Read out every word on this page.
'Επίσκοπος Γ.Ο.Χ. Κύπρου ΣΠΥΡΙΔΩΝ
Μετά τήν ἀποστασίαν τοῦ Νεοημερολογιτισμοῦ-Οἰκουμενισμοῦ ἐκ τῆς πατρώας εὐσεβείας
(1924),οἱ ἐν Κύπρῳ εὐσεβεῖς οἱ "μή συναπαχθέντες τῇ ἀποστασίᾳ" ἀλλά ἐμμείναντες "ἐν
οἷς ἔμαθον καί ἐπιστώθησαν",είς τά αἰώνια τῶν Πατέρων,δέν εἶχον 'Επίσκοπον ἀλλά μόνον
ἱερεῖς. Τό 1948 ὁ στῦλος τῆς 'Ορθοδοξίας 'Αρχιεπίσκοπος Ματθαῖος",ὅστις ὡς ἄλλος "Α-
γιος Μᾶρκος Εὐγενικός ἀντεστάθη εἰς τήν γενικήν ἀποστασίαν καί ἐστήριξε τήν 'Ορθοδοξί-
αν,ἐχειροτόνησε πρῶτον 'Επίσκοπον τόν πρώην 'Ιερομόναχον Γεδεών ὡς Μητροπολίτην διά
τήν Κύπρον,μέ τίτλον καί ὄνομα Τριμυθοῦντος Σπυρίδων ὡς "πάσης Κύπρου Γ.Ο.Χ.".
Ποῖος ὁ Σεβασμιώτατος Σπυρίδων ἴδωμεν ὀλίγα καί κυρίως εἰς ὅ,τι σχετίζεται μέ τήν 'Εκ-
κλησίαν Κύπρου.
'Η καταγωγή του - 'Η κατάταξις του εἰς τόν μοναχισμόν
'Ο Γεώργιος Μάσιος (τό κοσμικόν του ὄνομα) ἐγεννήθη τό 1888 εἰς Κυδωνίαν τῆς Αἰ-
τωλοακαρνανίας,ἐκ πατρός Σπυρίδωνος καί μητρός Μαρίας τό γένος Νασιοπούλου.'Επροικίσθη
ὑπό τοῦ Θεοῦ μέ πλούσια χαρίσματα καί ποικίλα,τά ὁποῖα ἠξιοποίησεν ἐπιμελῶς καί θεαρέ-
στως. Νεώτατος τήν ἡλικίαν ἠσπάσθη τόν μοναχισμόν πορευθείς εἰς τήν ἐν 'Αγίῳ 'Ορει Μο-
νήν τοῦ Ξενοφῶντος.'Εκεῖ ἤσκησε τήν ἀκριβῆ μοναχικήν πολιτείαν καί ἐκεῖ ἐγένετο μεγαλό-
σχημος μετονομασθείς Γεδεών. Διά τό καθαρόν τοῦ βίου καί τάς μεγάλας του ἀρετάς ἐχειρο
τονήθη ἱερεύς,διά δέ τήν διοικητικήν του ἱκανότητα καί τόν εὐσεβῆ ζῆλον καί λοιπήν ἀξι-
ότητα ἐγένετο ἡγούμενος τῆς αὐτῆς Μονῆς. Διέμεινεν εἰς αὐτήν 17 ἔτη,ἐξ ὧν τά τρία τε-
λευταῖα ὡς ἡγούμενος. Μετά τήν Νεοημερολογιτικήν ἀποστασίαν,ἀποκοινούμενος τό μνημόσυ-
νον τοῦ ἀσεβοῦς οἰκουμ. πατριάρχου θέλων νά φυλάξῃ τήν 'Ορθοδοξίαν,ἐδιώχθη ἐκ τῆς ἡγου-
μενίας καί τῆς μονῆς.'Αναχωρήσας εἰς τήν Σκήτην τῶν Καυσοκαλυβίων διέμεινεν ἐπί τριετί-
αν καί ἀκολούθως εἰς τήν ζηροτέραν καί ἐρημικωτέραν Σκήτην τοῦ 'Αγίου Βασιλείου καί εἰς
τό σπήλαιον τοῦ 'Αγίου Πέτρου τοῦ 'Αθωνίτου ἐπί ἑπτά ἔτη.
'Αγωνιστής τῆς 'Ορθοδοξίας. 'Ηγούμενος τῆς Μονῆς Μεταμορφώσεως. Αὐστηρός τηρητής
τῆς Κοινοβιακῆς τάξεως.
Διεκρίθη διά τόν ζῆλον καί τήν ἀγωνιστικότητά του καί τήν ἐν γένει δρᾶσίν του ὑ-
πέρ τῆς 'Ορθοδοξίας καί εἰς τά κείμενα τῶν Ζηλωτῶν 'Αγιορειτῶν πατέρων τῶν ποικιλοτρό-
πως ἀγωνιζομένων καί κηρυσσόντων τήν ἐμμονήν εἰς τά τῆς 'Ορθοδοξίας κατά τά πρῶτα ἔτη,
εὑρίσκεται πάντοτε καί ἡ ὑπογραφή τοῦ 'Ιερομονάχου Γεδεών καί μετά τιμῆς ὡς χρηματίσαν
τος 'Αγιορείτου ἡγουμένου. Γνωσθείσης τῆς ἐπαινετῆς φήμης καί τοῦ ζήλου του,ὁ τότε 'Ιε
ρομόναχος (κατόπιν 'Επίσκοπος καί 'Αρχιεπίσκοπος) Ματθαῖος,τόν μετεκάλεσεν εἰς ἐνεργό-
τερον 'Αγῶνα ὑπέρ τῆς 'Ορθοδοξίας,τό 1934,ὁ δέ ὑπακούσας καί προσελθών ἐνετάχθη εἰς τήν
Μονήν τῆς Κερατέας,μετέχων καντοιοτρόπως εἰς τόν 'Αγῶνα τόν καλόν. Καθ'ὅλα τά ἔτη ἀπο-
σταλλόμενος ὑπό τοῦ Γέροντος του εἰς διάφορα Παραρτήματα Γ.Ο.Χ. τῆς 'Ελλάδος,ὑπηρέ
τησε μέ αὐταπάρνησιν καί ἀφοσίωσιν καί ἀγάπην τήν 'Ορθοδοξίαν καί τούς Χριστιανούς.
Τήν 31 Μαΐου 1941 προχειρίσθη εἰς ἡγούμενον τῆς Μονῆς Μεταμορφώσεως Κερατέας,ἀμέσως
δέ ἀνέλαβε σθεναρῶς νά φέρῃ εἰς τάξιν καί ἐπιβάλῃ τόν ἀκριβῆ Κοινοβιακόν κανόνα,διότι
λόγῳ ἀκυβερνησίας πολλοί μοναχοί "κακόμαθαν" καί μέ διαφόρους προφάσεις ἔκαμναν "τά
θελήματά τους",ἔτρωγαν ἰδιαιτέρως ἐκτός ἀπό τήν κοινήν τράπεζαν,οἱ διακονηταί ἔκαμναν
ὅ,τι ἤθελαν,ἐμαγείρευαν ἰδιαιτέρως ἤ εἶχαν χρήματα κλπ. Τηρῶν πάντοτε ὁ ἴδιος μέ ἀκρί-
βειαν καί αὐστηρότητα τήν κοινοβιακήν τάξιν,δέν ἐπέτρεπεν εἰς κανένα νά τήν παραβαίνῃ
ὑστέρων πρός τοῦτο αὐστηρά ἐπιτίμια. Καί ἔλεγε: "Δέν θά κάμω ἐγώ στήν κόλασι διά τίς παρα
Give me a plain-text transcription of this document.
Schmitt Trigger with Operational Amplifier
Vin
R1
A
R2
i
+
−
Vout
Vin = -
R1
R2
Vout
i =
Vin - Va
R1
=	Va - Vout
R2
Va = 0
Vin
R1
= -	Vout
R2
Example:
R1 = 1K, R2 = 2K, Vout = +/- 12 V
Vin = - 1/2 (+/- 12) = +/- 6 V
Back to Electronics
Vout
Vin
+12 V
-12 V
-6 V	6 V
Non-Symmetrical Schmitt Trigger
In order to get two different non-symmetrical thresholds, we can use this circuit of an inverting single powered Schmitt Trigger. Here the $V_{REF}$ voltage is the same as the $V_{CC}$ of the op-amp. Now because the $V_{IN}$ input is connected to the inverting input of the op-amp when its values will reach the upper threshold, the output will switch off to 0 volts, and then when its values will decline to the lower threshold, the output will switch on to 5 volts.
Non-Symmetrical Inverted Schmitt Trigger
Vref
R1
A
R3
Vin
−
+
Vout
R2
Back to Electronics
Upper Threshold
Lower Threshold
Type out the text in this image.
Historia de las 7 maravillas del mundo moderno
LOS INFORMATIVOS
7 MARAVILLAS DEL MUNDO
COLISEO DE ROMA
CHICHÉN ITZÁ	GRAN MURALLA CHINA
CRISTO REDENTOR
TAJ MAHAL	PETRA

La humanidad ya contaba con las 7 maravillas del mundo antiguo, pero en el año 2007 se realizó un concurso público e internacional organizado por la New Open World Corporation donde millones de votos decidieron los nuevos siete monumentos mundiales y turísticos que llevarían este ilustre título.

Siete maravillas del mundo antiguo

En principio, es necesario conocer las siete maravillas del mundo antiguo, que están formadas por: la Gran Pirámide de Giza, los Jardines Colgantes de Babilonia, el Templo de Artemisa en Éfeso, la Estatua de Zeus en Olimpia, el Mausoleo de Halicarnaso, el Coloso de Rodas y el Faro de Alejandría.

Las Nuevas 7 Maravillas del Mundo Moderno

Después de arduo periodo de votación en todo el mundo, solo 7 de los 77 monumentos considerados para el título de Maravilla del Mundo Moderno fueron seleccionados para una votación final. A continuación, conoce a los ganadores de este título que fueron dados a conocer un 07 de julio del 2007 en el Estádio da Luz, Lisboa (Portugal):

----------

**Instruction**
Extract all lines that hold the word "πάντοτε".

**Complete response**
εὑρίσκεται πάντοτε καί ἡ ὑπογραφή τοῦ 'Ιερομονάχου Γεδεών καί μετά τιμῆς ὡς χρηματίσαν
ὅ,τι ἤθελαν,ἐμαγείρευαν ἰδιαιτέρως ἤ εἶχαν χρήματα κλπ. Τηρῶν πάντοτε ὁ ἴδιος μέ ἀκρί-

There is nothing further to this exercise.